══ Input records
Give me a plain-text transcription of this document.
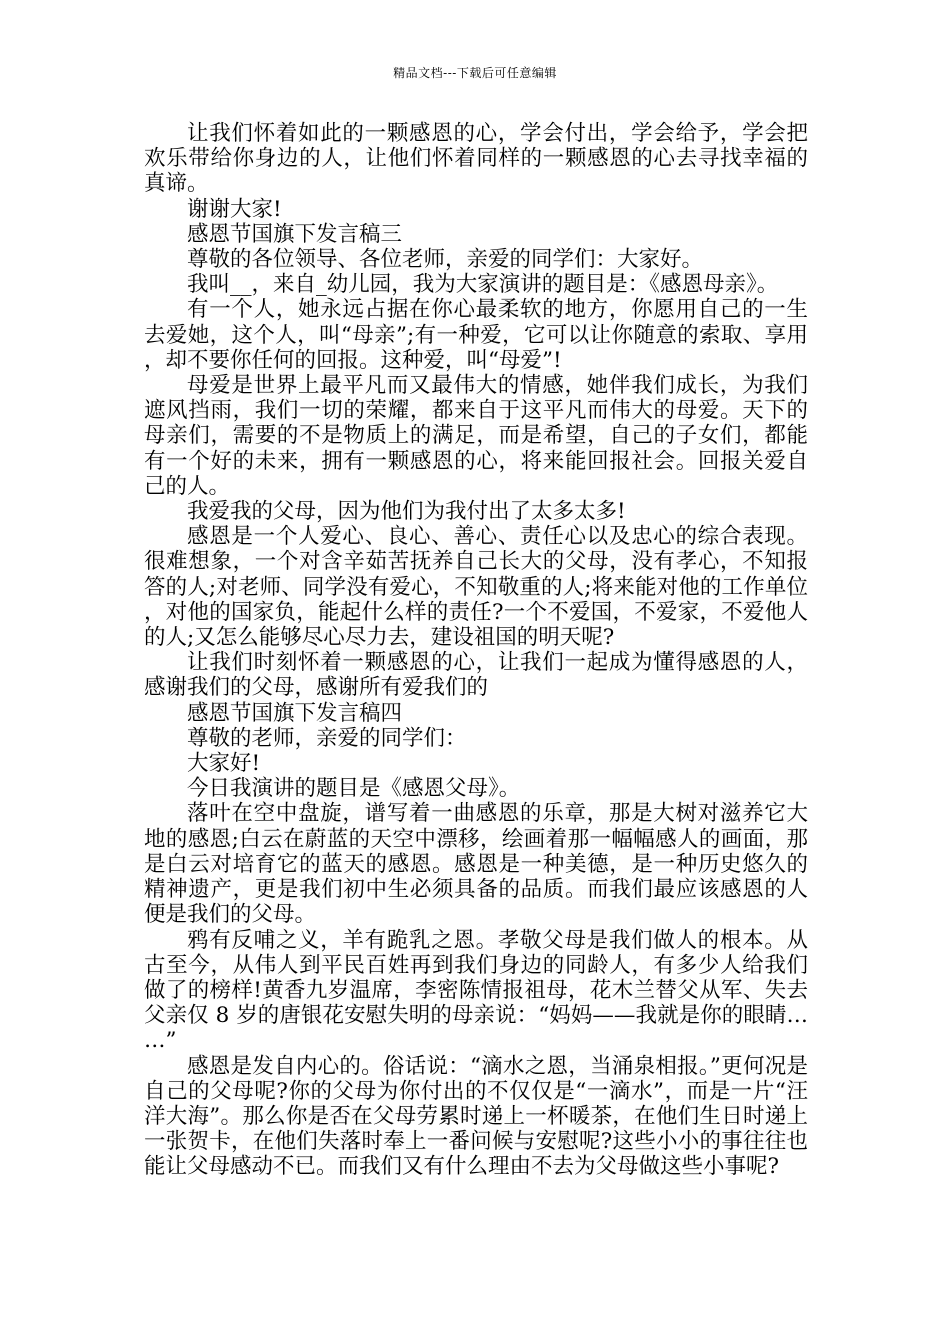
精品文档---下载后可任意编辑

让我们怀着如此的一颗感恩的心，学会付出，学会给予，学会把欢乐带给你身边的人，让他们怀着同样的一颗感恩的心去寻找幸福的真谛。

谢谢大家!

感恩节国旗下发言稿三

尊敬的各位领导、各位老师，亲爱的同学们：大家好。

我叫__，来自_幼儿园，我为大家演讲的题目是：《感恩母亲》。

有一个人，她永远占据在你心最柔软的地方，你愿用自己的一生去爱她，这个人，叫“母亲”;有一种爱，它可以让你随意的索取、享用，却不要你任何的回报。这种爱，叫“母爱”!

母爱是世界上最平凡而又最伟大的情感，她伴我们成长，为我们遮风挡雨，我们一切的荣耀，都来自于这平凡而伟大的母爱。天下的母亲们，需要的不是物质上的满足，而是希望，自己的子女们，都能有一个好的未来，拥有一颗感恩的心，将来能回报社会。回报关爱自己的人。

我爱我的父母，因为他们为我付出了太多太多!

感恩是一个人爱心、良心、善心、责任心以及忠心的综合表现。很难想象，一个对含辛茹苦抚养自己长大的父母，没有孝心，不知报答的人;对老师、同学没有爱心，不知敬重的人;将来能对他的工作单位，对他的国家负，能起什么样的责任?一个不爱国，不爱家，不爱他人的人;又怎么能够尽心尽力去，建设祖国的明天呢?

让我们时刻怀着一颗感恩的心，让我们一起成为懂得感恩的人，感谢我们的父母，感谢所有爱我们的

感恩节国旗下发言稿四

尊敬的老师，亲爱的同学们：

大家好!

今日我演讲的题目是《感恩父母》。

落叶在空中盘旋，谱写着一曲感恩的乐章，那是大树对滋养它大地的感恩;白云在蔚蓝的天空中漂移，绘画着那一幅幅感人的画面，那是白云对培育它的蓝天的感恩。感恩是一种美德，是一种历史悠久的精神遗产，更是我们初中生必须具备的品质。而我们最应该感恩的人便是我们的父母。

鸦有反哺之义，羊有跪乳之恩。孝敬父母是我们做人的根本。从古至今，从伟人到平民百姓再到我们身边的同龄人，有多少人给我们做了的榜样!黄香九岁温席，李密陈情报祖母，花木兰替父从军、失去父亲仅 8 岁的唐银花安慰失明的母亲说：“妈妈——我就是你的眼睛……”

感恩是发自内心的。俗话说：“滴水之恩，当涌泉相报。”更何况是自己的父母呢?你的父母为你付出的不仅仅是“一滴水”，而是一片“汪洋大海”。那么你是否在父母劳累时递上一杯暖茶，在他们生日时递上一张贺卡，在他们失落时奉上一番问候与安慰呢?这些小小的事往往也能让父母感动不已。而我们又有什么理由不去为父母做这些小事呢?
════
▶ Task requirements
Using the material above, set down every line exactly, but skip the pictures.

▶ Correct answer
Give me a plain-text transcription of this document.
精品文档---下载后可任意编辑

让我们怀着如此的一颗感恩的心，学会付出，学会给予，学会把欢乐带给你身边的人，让他们怀着同样的一颗感恩的心去寻找幸福的真谛。

谢谢大家!

感恩节国旗下发言稿三

尊敬的各位领导、各位老师，亲爱的同学们：大家好。

我叫__，来自_幼儿园，我为大家演讲的题目是：《感恩母亲》。

有一个人，她永远占据在你心最柔软的地方，你愿用自己的一生去爱她，这个人，叫“母亲”;有一种爱，它可以让你随意的索取、享用，却不要你任何的回报。这种爱，叫“母爱”!

母爱是世界上最平凡而又最伟大的情感，她伴我们成长，为我们遮风挡雨，我们一切的荣耀，都来自于这平凡而伟大的母爱。天下的母亲们，需要的不是物质上的满足，而是希望，自己的子女们，都能有一个好的未来，拥有一颗感恩的心，将来能回报社会。回报关爱自己的人。

我爱我的父母，因为他们为我付出了太多太多!

感恩是一个人爱心、良心、善心、责任心以及忠心的综合表现。很难想象，一个对含辛茹苦抚养自己长大的父母，没有孝心，不知报答的人;对老师、同学没有爱心，不知敬重的人;将来能对他的工作单位，对他的国家负，能起什么样的责任?一个不爱国，不爱家，不爱他人的人;又怎么能够尽心尽力去，建设祖国的明天呢?

让我们时刻怀着一颗感恩的心，让我们一起成为懂得感恩的人，感谢我们的父母，感谢所有爱我们的

感恩节国旗下发言稿四

尊敬的老师，亲爱的同学们：

大家好!

今日我演讲的题目是《感恩父母》。

落叶在空中盘旋，谱写着一曲感恩的乐章，那是大树对滋养它大地的感恩;白云在蔚蓝的天空中漂移，绘画着那一幅幅感人的画面，那是白云对培育它的蓝天的感恩。感恩是一种美德，是一种历史悠久的精神遗产，更是我们初中生必须具备的品质。而我们最应该感恩的人便是我们的父母。

鸦有反哺之义，羊有跪乳之恩。孝敬父母是我们做人的根本。从古至今，从伟人到平民百姓再到我们身边的同龄人，有多少人给我们做了的榜样!黄香九岁温席，李密陈情报祖母，花木兰替父从军、失去父亲仅 8 岁的唐银花安慰失明的母亲说：“妈妈——我就是你的眼睛……”

感恩是发自内心的。俗话说：“滴水之恩，当涌泉相报。”更何况是自己的父母呢?你的父母为你付出的不仅仅是“一滴水”，而是一片“汪洋大海”。那么你是否在父母劳累时递上一杯暖茶，在他们生日时递上一张贺卡，在他们失落时奉上一番问候与安慰呢?这些小小的事往往也能让父母感动不已。而我们又有什么理由不去为父母做这些小事呢?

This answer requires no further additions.